◆ **WHAT TO PRODUCE**
Say how many lines include the word "this", using only a number.

(Chart and figure data)

====================

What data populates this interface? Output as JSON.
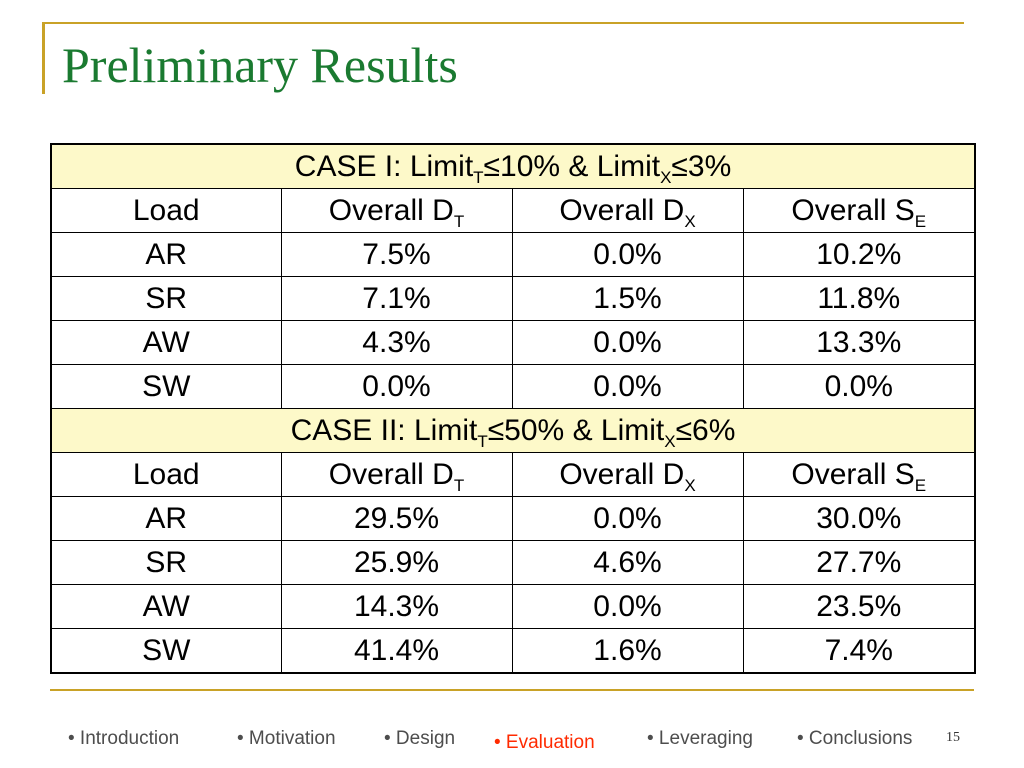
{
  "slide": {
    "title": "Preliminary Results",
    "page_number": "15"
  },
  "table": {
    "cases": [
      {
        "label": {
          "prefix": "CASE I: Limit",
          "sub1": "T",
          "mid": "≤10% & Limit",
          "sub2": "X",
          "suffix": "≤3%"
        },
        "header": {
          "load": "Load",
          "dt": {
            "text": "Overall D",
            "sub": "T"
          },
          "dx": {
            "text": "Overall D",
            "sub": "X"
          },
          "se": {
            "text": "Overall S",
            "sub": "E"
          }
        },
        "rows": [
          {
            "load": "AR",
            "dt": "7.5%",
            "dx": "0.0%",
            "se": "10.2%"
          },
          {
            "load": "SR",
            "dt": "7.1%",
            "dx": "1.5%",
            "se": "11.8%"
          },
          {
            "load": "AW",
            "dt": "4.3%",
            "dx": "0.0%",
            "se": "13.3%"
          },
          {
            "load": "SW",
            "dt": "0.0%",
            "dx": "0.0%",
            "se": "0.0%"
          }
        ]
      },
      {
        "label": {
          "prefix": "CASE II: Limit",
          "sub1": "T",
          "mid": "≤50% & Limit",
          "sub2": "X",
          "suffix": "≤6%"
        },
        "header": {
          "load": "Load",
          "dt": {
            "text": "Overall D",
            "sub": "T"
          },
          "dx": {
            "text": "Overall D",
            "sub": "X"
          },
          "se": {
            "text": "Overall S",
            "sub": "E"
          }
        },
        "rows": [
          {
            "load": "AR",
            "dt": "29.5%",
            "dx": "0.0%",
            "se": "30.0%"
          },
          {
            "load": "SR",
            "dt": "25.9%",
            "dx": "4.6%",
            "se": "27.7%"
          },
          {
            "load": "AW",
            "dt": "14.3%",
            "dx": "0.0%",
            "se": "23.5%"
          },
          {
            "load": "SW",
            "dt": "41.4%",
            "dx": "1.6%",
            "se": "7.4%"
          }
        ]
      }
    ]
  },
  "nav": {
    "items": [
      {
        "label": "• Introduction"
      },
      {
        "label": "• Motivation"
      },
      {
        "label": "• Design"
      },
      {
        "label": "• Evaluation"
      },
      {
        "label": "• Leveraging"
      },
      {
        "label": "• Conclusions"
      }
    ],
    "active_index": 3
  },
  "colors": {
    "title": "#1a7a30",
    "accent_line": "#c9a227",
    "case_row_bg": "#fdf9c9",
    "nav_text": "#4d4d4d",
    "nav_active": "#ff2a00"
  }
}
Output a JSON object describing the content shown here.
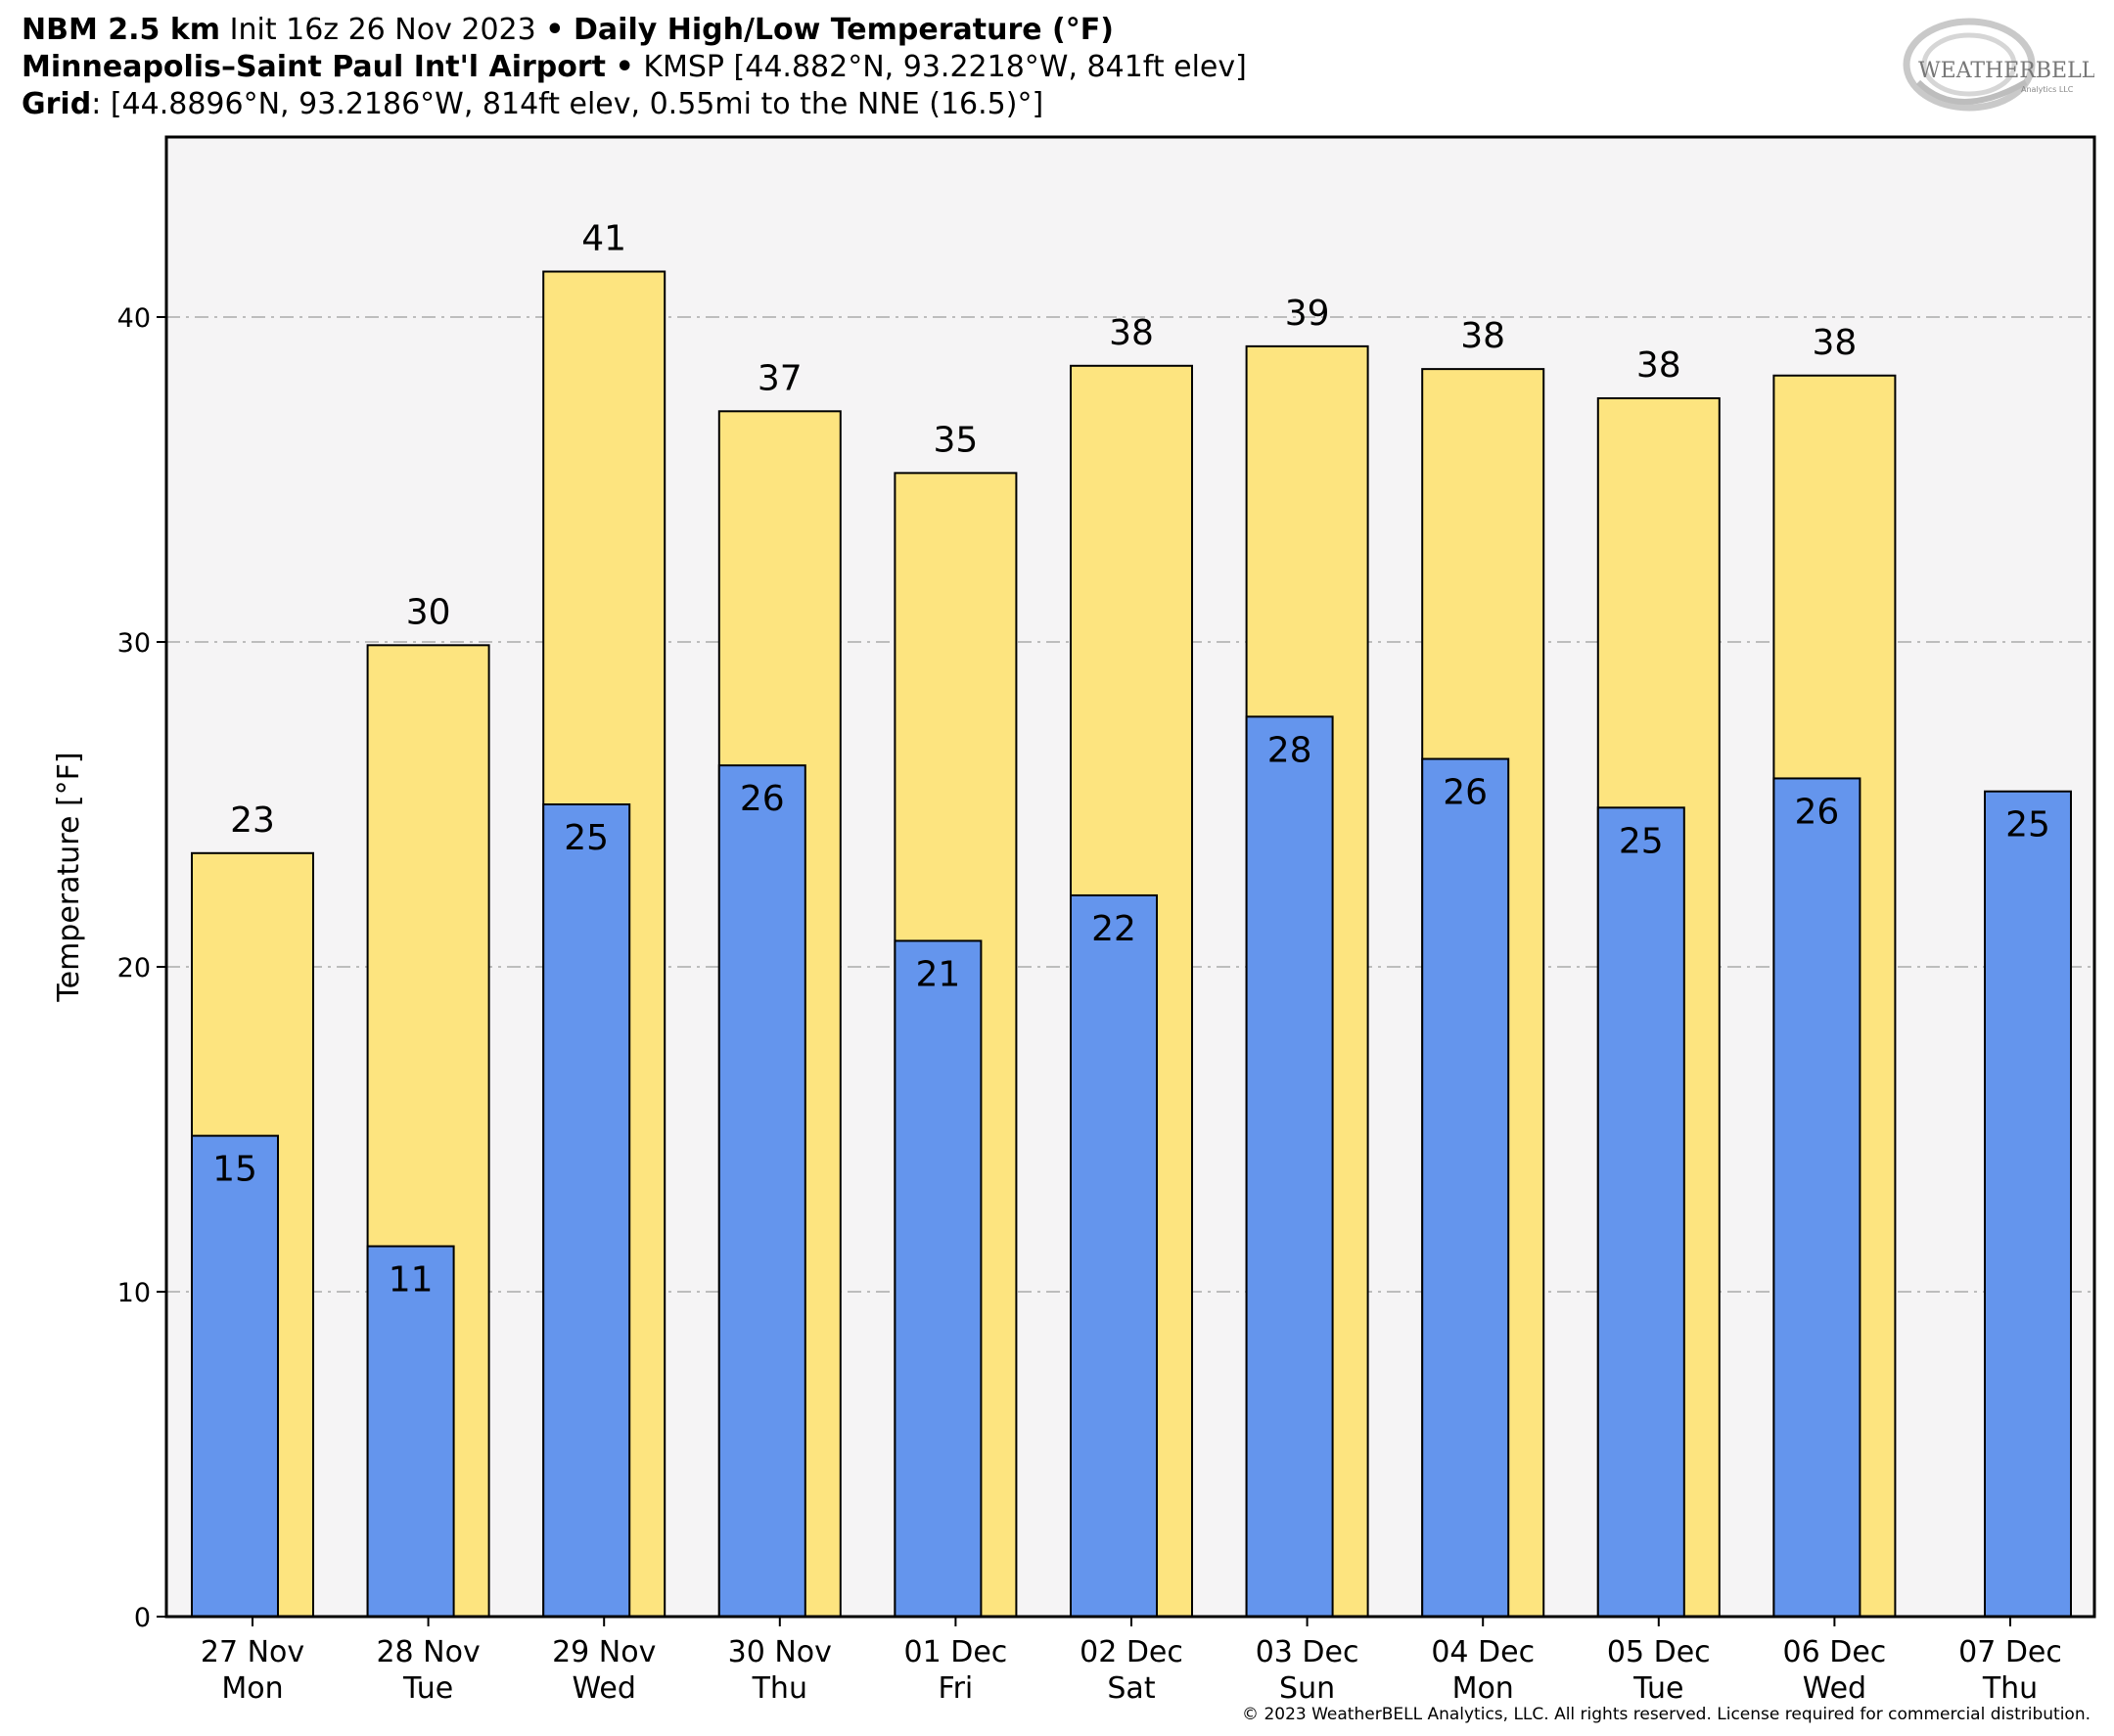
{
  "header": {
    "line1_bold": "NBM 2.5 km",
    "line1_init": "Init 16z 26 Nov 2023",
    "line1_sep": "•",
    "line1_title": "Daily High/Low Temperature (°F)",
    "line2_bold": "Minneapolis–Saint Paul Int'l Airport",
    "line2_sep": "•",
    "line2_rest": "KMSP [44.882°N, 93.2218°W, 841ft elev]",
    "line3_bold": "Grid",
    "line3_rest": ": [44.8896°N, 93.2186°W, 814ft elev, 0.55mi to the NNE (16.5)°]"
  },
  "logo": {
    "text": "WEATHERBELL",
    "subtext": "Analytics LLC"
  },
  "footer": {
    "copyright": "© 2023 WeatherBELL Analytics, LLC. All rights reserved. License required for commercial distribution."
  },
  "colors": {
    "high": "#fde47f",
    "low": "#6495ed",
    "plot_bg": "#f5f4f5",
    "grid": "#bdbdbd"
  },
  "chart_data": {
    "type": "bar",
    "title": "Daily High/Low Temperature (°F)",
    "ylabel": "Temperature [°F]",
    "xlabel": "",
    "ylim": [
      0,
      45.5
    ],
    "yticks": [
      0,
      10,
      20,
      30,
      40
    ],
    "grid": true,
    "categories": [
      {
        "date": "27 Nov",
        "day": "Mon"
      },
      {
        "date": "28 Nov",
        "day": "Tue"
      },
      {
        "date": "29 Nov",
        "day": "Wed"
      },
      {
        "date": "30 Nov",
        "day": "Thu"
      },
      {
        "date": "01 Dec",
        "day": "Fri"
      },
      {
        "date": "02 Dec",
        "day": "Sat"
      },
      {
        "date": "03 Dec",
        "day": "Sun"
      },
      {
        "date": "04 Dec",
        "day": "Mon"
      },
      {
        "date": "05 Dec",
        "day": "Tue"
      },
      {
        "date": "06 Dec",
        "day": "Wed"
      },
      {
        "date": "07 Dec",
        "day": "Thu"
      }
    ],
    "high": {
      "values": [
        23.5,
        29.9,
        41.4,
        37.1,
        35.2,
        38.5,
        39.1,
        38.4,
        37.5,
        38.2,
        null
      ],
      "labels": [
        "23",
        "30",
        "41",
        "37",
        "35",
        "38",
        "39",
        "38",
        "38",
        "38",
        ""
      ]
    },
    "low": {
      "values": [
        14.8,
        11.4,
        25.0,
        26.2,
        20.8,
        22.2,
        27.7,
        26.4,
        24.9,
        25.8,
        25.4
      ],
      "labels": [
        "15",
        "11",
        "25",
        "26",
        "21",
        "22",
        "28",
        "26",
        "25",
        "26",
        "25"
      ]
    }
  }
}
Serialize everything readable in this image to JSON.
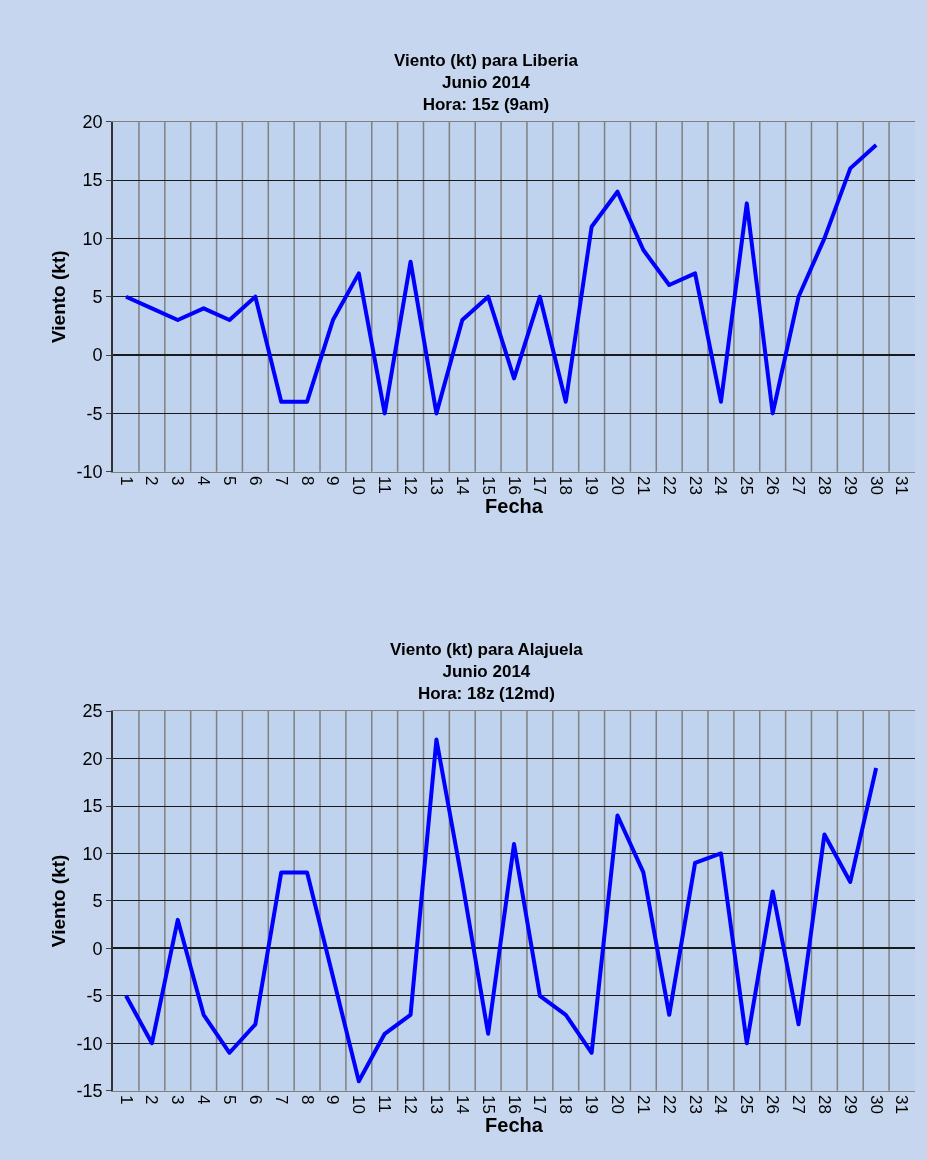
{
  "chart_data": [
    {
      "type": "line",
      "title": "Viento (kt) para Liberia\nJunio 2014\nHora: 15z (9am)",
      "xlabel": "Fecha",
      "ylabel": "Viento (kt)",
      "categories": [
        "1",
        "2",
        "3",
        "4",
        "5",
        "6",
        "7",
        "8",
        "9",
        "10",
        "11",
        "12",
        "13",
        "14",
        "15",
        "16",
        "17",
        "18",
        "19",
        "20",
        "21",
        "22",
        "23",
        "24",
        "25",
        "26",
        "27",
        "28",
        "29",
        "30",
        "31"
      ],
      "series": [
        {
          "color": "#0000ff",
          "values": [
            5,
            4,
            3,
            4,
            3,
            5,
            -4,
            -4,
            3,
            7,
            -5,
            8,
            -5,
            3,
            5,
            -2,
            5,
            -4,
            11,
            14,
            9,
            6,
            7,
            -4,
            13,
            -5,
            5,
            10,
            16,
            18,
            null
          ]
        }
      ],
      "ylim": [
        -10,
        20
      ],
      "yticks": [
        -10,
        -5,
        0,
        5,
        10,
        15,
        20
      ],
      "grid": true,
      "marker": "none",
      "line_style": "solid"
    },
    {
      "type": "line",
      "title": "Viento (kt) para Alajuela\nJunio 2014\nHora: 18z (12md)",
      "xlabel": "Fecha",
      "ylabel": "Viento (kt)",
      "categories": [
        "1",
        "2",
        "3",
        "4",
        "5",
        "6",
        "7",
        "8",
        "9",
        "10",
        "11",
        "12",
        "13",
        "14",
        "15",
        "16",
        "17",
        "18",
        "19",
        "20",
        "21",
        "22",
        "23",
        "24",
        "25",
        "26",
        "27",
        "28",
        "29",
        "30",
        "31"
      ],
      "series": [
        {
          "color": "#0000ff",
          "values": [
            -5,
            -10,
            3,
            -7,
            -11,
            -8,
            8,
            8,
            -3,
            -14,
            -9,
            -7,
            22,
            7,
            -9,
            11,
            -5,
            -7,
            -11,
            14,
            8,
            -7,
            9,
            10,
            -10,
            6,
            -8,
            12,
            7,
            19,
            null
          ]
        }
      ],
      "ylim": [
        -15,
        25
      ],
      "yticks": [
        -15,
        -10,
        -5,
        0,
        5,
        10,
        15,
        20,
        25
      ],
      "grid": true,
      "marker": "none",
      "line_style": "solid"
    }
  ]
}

====================

◆ **EXERCISE OUTPUT**
2